Data for processing =>
-----

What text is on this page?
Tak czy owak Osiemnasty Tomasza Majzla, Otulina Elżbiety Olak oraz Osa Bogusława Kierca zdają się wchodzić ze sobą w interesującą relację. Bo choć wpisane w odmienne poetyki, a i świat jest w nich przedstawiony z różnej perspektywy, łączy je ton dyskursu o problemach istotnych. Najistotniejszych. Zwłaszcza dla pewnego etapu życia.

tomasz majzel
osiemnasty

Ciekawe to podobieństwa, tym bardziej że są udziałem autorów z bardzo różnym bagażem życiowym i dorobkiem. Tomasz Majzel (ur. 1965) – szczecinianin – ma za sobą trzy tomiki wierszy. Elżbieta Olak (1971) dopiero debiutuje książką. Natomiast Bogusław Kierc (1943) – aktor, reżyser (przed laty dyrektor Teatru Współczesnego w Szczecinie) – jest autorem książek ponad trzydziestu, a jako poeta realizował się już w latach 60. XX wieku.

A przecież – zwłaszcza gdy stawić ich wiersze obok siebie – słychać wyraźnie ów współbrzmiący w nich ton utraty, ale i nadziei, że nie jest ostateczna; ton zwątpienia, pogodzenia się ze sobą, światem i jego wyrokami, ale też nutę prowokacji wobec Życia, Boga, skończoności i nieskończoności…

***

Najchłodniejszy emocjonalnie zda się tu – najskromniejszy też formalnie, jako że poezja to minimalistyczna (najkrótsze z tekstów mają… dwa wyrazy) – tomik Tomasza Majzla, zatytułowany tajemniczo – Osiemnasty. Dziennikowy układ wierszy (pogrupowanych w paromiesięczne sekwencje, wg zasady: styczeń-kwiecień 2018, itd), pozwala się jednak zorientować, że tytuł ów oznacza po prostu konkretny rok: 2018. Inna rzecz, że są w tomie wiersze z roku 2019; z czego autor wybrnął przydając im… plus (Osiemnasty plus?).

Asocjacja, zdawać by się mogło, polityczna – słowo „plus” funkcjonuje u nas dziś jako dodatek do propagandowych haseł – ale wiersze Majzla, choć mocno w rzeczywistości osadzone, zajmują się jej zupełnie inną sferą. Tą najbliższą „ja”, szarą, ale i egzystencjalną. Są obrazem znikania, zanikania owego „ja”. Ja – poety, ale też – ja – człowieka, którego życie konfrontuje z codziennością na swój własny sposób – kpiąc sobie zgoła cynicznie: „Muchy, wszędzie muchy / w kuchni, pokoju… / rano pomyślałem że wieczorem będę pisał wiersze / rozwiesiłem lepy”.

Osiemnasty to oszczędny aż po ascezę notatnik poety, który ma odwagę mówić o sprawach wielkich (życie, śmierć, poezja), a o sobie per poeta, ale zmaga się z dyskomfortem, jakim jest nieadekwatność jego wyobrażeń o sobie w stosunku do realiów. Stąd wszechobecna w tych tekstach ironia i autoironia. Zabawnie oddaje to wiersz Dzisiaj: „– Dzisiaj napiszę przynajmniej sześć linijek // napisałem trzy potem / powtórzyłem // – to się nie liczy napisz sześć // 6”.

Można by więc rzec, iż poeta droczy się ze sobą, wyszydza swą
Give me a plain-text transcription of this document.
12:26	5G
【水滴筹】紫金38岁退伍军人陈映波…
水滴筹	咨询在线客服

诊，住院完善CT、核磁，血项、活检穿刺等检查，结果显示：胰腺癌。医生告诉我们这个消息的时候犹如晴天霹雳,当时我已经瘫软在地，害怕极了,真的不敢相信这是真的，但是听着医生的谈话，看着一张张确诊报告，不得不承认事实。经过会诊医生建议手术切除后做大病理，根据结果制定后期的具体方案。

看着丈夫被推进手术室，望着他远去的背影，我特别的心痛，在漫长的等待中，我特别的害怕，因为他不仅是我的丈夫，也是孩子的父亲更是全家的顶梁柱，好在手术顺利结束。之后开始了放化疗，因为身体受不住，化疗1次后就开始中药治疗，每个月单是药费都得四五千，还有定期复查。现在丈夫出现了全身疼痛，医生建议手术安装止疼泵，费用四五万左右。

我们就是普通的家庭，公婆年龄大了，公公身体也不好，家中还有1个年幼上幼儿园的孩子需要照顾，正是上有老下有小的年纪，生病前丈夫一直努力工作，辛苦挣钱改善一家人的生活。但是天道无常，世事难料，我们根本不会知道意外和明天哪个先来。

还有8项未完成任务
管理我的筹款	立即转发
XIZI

-----

What is expected =>
Select the lines in this material that hold the word "nich", leaving none out.

Solved problem =>
Tak czy owak Osiemnasty Tomasza Majzla, Otulina Elżbiety Olak oraz Osa Bogusława Kierca zdają się wchodzić ze sobą w interesującą relację. Bo choć wpisane w odmienne poetyki, a i świat jest w nich przedstawiony z różnej perspektywy, łączy je ton dyskursu o problemach istotnych. Najistotniejszych. Zwłaszcza dla pewnego etapu życia.
A przecież – zwłaszcza gdy stawić ich wiersze obok siebie – słychać wyraźnie ów współbrzmiący w nich ton utraty, ale i nadziei, że nie jest ostateczna; ton zwątpienia, pogodzenia się ze sobą, światem i jego wyrokami, ale też nutę prowokacji wobec Życia, Boga, skończoności i nieskończoności…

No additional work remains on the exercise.